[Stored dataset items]
▬▬▬▬▬▬▬▬▬▬
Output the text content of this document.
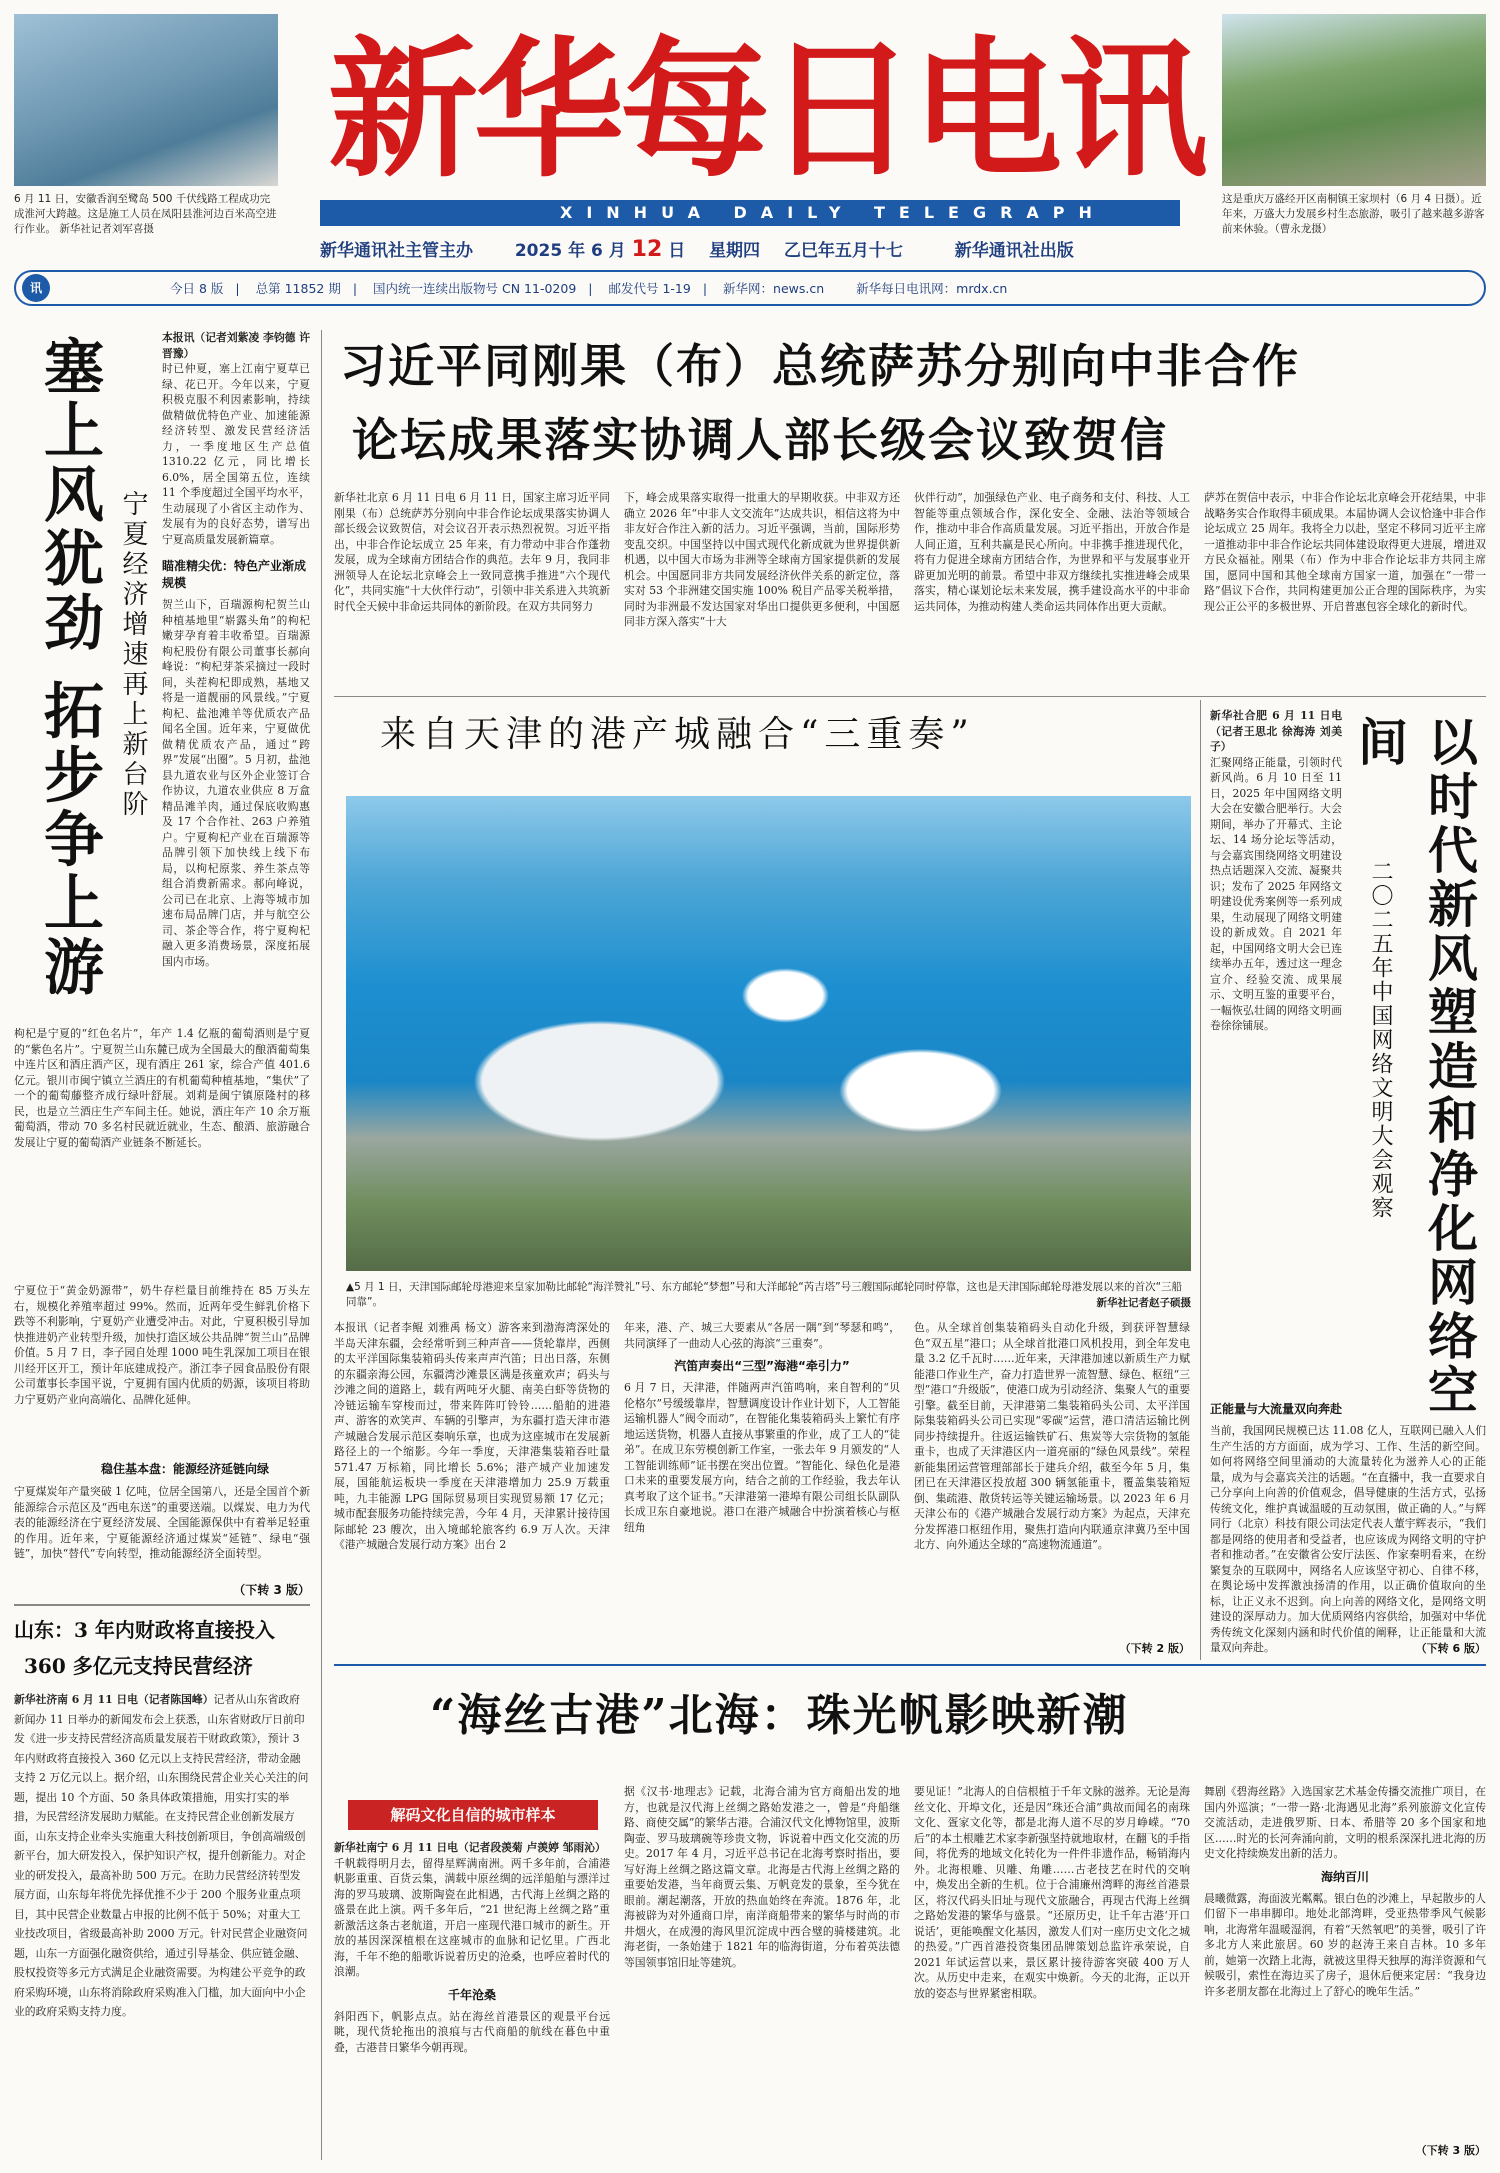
6 月 11 日，安徽香润至鹭岛 500 千伏线路工程成功完成淮河大跨越。这是施工人员在凤阳县淮河边百米高空进行作业。 新华社记者刘军喜摄
这是重庆万盛经开区南桐镇王家坝村（6 月 4 日摄）。近年来，万盛大力发展乡村生态旅游，吸引了越来越多游客前来休验。（曹永龙摄）
新华每日电讯
XINHUA DAILY TELEGRAPH
新华通讯社主管主办 2025 年 6 月 12 日 星期四 乙巳年五月十七	新华通讯社出版
讯	今日 8 版 | 总第 11852 期 | 国内统一连续出版物号 CN 11-0209 | 邮发代号 1-19 | 新华网：news.cn	新华每日电讯网：mrdx.cn
塞上风犹劲 拓步争上游 宁夏经济增速再上新台阶
本报讯（记者刘紫凌 李钧德 许晋豫）
时已仲夏，塞上江南宁夏草已绿、花已开。今年以来，宁夏积极克服不利因素影响，持续做精做优特色产业、加速能源经济转型、激发民营经济活力，一季度地区生产总值 1310.22 亿元，同比增长 6.0%，居全国第五位，连续 11 个季度超过全国平均水平，生动展现了小省区主动作为、发展有为的良好态势，谱写出宁夏高质量发展新篇章。
瞄准精尖优：特色产业渐成规模
贺兰山下，百瑞源枸杞贺兰山种植基地里“崭露头角”的枸杞嫩芽孕育着丰收希望。百瑞源枸杞股份有限公司董事长郝向峰说：“枸杞芽茶采摘过一段时间，头茬枸杞即成熟，基地又将是一道靓丽的风景线。”宁夏枸杞、盐池滩羊等优质农产品闻名全国。近年来，宁夏做优做精优质农产品，通过“跨界”发展“出圈”。5 月初，盐池县九道农业与区外企业签订合作协议，九道农业供应 8 万盒精品滩羊肉，通过保底收购惠及 17 个合作社、263 户养殖户。宁夏枸杞产业在百瑞源等品牌引领下加快线上线下布局，以枸杞原浆、养生茶点等组合消费新需求。郝向峰说，公司已在北京、上海等城市加速布局品牌门店，并与航空公司、茶企等合作，将宁夏枸杞融入更多消费场景，深度拓展国内市场。
枸杞是宁夏的“红色名片”，年产 1.4 亿瓶的葡萄酒则是宁夏的“紫色名片”。宁夏贺兰山东麓已成为全国最大的酿酒葡萄集中连片区和酒庄酒产区，现有酒庄 261 家，综合产值 401.6 亿元。银川市闽宁镇立兰酒庄的有机葡萄种植基地，“集伏”了一个的葡萄藤整齐成行绿叶舒展。刘莉是闽宁镇原隆村的移民，也是立兰酒庄生产车间主任。她说，酒庄年产 10 余万瓶葡萄酒，带动 70 多名村民就近就业，生态、酿酒、旅游融合发展让宁夏的葡萄酒产业链条不断延长。
宁夏位于“黄金奶源带”，奶牛存栏量目前维持在 85 万头左右，规模化养殖率超过 99%。然而，近两年受生鲜乳价格下跌等不利影响，宁夏奶产业遭受冲击。对此，宁夏积极引导加快推进奶产业转型升级，加快打造区域公共品牌“贺兰山”品牌价值。5 月 7 日，李子园自处理 1000 吨生乳深加工项目在银川经开区开工，预计年底建成投产。浙江李子园食品股份有限公司董事长李国平说，宁夏拥有国内优质的奶源，该项目将助力宁夏奶产业向高端化、品牌化延伸。
稳住基本盘：能源经济延链向绿
宁夏煤炭年产量突破 1 亿吨，位居全国第八，还是全国首个新能源综合示范区及“西电东送”的重要送端。以煤炭、电力为代表的能源经济在宁夏经济发展、全国能源保供中有着举足轻重的作用。近年来，宁夏能源经济通过煤炭“延链”、绿电“强链”，加快“替代”专向转型，推动能源经济全面转型。
（下转 3 版）
山东：3 年内财政将直接投入
360 多亿元支持民营经济
新华社济南 6 月 11 日电（记者陈国峰）记者从山东省政府新闻办 11 日举办的新闻发布会上获悉，山东省财政厅日前印发《进一步支持民营经济高质量发展若干财政政策》，预计 3 年内财政将直接投入 360 亿元以上支持民营经济，带动金融支持 2 万亿元以上。据介绍，山东围绕民营企业关心关注的问题，提出 10 个方面、50 条具体政策措施，用实打实的举措，为民营经济发展助力赋能。在支持民营企业创新发展方面，山东支持企业牵头实施重大科技创新项目，争创高端级创新平台，加大研发投入，保护知识产权，提升创新能力。对企业的研发投入，最高补助 500 万元。在助力民营经济转型发展方面，山东每年将优先择优推不少于 200 个服务业重点项目，其中民营企业数量占申报的比例不低于 50%；对重大工业技改项目，省级最高补助 2000 万元。针对民营企业融资问题，山东一方面强化融资供给，通过引导基金、供应链金融、股权投资等多元方式满足企业融资需要。为构建公平竞争的政府采购环境，山东将消除政府采购准入门槛，加大面向中小企业的政府采购支持力度。
习近平同刚果（布）总统萨苏分别向中非合作
论坛成果落实协调人部长级会议致贺信
新华社北京 6 月 11 日电 6 月 11 日，国家主席习近平同刚果（布）总统萨苏分别向中非合作论坛成果落实协调人部长级会议致贺信，对会议召开表示热烈祝贺。习近平指出，中非合作论坛成立 25 年来，有力带动中非合作蓬勃发展，成为全球南方团结合作的典范。去年 9 月，我同非洲领导人在论坛北京峰会上一致同意携手推进“六个现代化”，共同实施“十大伙伴行动”，引领中非关系进入共筑新时代全天候中非命运共同体的新阶段。在双方共同努力
下，峰会成果落实取得一批重大的早期收获。中非双方还确立 2026 年“中非人文交流年”达成共识，相信这将为中非友好合作注入新的活力。习近平强调，当前，国际形势变乱交织。中国坚持以中国式现代化新成就为世界提供新机遇，以中国大市场为非洲等全球南方国家提供新的发展机会。中国愿同非方共同发展经济伙伴关系的新定位，落实对 53 个非洲建交国实施 100% 税目产品零关税举措，同时为非洲最不发达国家对华出口提供更多便利，中国愿同非方深入落实“十大
伙伴行动”，加强绿色产业、电子商务和支付、科技、人工智能等重点领域合作，深化安全、金融、法治等领域合作，推动中非合作高质量发展。习近平指出，开放合作是人间正道，互利共赢是民心所向。中非携手推进现代化，将有力促进全球南方团结合作，为世界和平与发展事业开辟更加光明的前景。希望中非双方继续扎实推进峰会成果落实，精心谋划论坛未来发展，携手建设高水平的中非命运共同体，为推动构建人类命运共同体作出更大贡献。
萨苏在贺信中表示，中非合作论坛北京峰会开花结果，中非战略务实合作取得丰硕成果。本届协调人会议恰逢中非合作论坛成立 25 周年。我将全力以赴，坚定不移同习近平主席一道推动非中非合作论坛共同体建设取得更大进展，增进双方民众福祉。刚果（布）作为中非合作论坛非方共同主席国，愿同中国和其他全球南方国家一道，加强在“一带一路”倡议下合作，共同构建更加公正合理的国际秩序，为实现公正公平的多极世界、开启普惠包容全球化的新时代。
来自天津的港产城融合“三重奏”
▲5 月 1 日，天津国际邮轮母港迎来皇家加勒比邮轮“海洋赞礼”号、东方邮轮“梦想”号和大洋邮轮“芮吉塔”号三艘国际邮轮同时停靠，这也是天津国际邮轮母港发展以来的首次“三船同靠”。	新华社记者赵子硕摄
本报讯（记者李鲲 刘雅禹 杨文）游客来到渤海湾深处的半岛天津东疆，会经常听到三种声音——货轮靠岸，西侧的太平洋国际集装箱码头传来声声汽笛；日出日落，东侧的东疆亲海公园，东疆湾沙滩景区满是孩童欢声；码头与沙滩之间的道路上，载有两吨牙火腿、南美白虾等货物的冷链运输车穿梭而过，带来阵阵叮铃铃……船舶的进港声、游客的欢笑声、车辆的引擎声，为东疆打造天津市港产城融合发展示范区奏响乐章，也成为这座城市在发展新路径上的一个缩影。今年一季度，天津港集装箱吞吐量 571.47 万标箱，同比增长 5.6%；港产城产业加速发展，国能航运板块一季度在天津港增加力 25.9 万载重吨，九丰能源 LPG 国际贸易项目实现贸易额 17 亿元；城市配套服务功能持续完善，今年 4 月，天津累计接待国际邮轮 23 艘次，出入境邮轮旅客约 6.9 万人次。天津《港产城融合发展行动方案》出台 2
年来，港、产、城三大要素从“各居一隅”到“琴瑟和鸣”，共同演绎了一曲动人心弦的海滨“三重奏”。
汽笛声奏出“三型”海港“牵引力”
6 月 7 日，天津港，伴随两声汽笛鸣响，来自智利的“贝伦格尔”号缓缓靠岸，智慧调度设计作业计划下，人工智能运输机器人“阀令而动”，在智能化集装箱码头上繁忙有序地运送货物，机器人直接从事繁重的作业，成了工人的“徒弟”。在成卫东劳模创新工作室，一张去年 9 月颁发的“人工智能训练师”证书摆在突出位置。“智能化、绿色化是港口未来的重要发展方向，结合之前的工作经验，我去年认真考取了这个证书。”天津港第一港埠有限公司组长队副队长成卫东自豪地说。港口在港产城融合中扮演着核心与枢纽角
色。从全球首创集装箱码头自动化升级，到获评智慧绿色“双五星”港口；从全球首批港口风机投用，到全年发电量 3.2 亿千瓦时……近年来，天津港加速以新质生产力赋能港口作业生产，奋力打造世界一流智慧、绿色、枢纽“三型”港口“升级版”，使港口成为引动经济、集聚人气的重要引擎。截至目前，天津港第二集装箱码头公司、太平洋国际集装箱码头公司已实现“零碳”运营，港口清洁运输比例同步持续提升。往返运输铁矿石、焦炭等大宗货物的氢能重卡，也成了天津港区内一道亮丽的“绿色风景线”。荣程新能集团运营管理部部长于建兵介绍，截至今年 5 月，集团已在天津港区投放超 300 辆氢能重卡，覆盖集装箱短倒、集疏港、散货转运等关键运输场景。以 2023 年 6 月天津公布的《港产城融合发展行动方案》为起点，天津充分发挥港口枢纽作用，聚焦打造向内联通京津冀乃至中国北方、向外通达全球的“高速物流通道”。
（下转 2 版）
新华社合肥 6 月 11 日电（记者王思北 徐海涛 刘美子）
汇聚网络正能量，引领时代新风尚。6 月 10 日至 11 日，2025 年中国网络文明大会在安徽合肥举行。大会期间，举办了开幕式、主论坛、14 场分论坛等活动，与会嘉宾围绕网络文明建设热点话题深入交流、凝聚共识；发布了 2025 年网络文明建设优秀案例等一系列成果，生动展现了网络文明建设的新成效。自 2021 年起，中国网络文明大会已连续举办五年，透过这一理念宣介、经验交流、成果展示、文明互鉴的重要平台，一幅恢弘壮阔的网络文明画卷徐徐铺展。	以时代新风塑造和净化网络空间
二〇二五年中国网络文明大会观察
正能量与大流量双向奔赴
当前，我国网民规模已达 11.08 亿人，互联网已融入人们生产生活的方方面面，成为学习、工作、生活的新空间。如何将网络空间里涌动的大流量转化为滋养人心的正能量，成为与会嘉宾关注的话题。“在直播中，我一直要求自己分享向上向善的价值观念，倡导健康的生活方式，弘扬传统文化，维护真诚温暖的互动氛围，做正确的人。”与辉同行（北京）科技有限公司法定代表人董宇辉表示，“我们都是网络的使用者和受益者，也应该成为网络文明的守护者和推动者。”在安徽省公安厅法医、作家秦明看来，在纷繁复杂的互联网中，网络名人应该坚守初心、自律不移，在舆论场中发挥激浊扬清的作用，以正确价值取向的坐标，让正义永不迟到。向上向善的网络文化，是网络文明建设的深厚动力。加大优质网络内容供给，加强对中华优秀传统文化深刻内涵和时代价值的阐释，让正能量和大流量双向奔赴。	（下转 6 版）
“海丝古港”北海：珠光帆影映新潮
解码文化自信的城市样本
新华社南宁 6 月 11 日电（记者段羡菊 卢羡婷 邹雨沁）
千帆载得明月去，留得星辉满南洲。两千多年前，合浦港帆影重重、百货云集，满载中原丝绸的远洋船舶与漂洋过海的罗马玻璃、波斯陶瓷在此相遇，古代海上丝绸之路的盛景在此上演。两千多年后，“21 世纪海上丝绸之路”重新激活这条古老航道，开启一座现代港口城市的新生。开放的基因深深植根在这座城市的血脉和记忆里。广西北海，千年不绝的船歌诉说着历史的沧桑，也呼应着时代的浪潮。
千年沧桑
斜阳西下，帆影点点。站在海丝首港景区的观景平台远眺，现代货轮拖出的浪痕与古代商船的航线在暮色中重叠，古港昔日繁华今朝再现。
据《汉书·地理志》记载，北海合浦为官方商船出发的地方，也就是汉代海上丝绸之路始发港之一，曾是“舟船继路、商使交属”的繁华古港。合浦汉代文化博物馆里，波斯陶壶、罗马玻璃碗等珍贵文物，诉说着中西文化交流的历史。2017 年 4 月，习近平总书记在北海考察时指出，要写好海上丝绸之路这篇文章。北海是古代海上丝绸之路的重要始发港，当年商贾云集、万帆竞发的景象，至今犹在眼前。潮起潮落，开放的热血始终在奔流。1876 年，北海被辟为对外通商口岸，南洋商船带来的繁华与时尚的市井烟火，在成漫的海风里沉淀成中西合璧的骑楼建筑。北海老街，一条始建于 1821 年的临海街道，分布着英法德等国领事馆旧址等建筑。
要见证！”北海人的自信根植于千年文脉的滋养。无论是海丝文化、开埠文化，还是因“珠还合浦”典故而闻名的南珠文化、疍家文化等，都是北海人道不尽的岁月峥嵘。“70 后”的本土根雕艺术家李新强坚持就地取材，在翻飞的手指间，将优秀的地域文化转化为一件件非遗作品，畅销海内外。北海根雕、贝雕、角雕……古老技艺在时代的交响中，焕发出全新的生机。位于合浦廉州湾畔的海丝首港景区，将汉代码头旧址与现代文旅融合，再现古代海上丝绸之路始发港的繁华与盛景。“还原历史，让千年古港‘开口说话’，更能唤醒文化基因，激发人们对一座历史文化之城的热爱。”广西首港投资集团品牌策划总监许承荣说，自 2021 年试运营以来，景区累计接待游客突破 400 万人次。从历史中走来，在观实中焕新。今天的北海，正以开放的姿态与世界紧密相联。
舞剧《碧海丝路》入选国家艺术基金传播交流推广项目，在国内外巡演；“一带一路·北海遇见北海”系列旅游文化宣传交流活动，走进俄罗斯、日本、希腊等 20 多个国家和地区……时光的长河奔涌向前，文明的根系深深扎进北海的历史文化持续焕发出新的活力。
海纳百川
晨曦微露，海面波光粼粼。银白色的沙滩上，早起散步的人们留下一串串脚印。地处北部湾畔，受亚热带季风气候影响，北海常年温暖湿润，有着“天然氧吧”的美誉，吸引了许多北方人来此旅居。60 岁的赵涛王来自吉林。10 多年前，她第一次踏上北海，就被这里得天独厚的海洋资源和气候吸引，索性在海边买了房子，退休后便来定居：“我身边许多老朋友都在北海过上了舒心的晚年生活。”
（下转 3 版）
▬▬▬▬▬▬▬▬▬▬
Task brief -
What is the number of lines in the data that hold the word "年内财政将直接投入"? Reply with that number and nothing else.

Reply -
2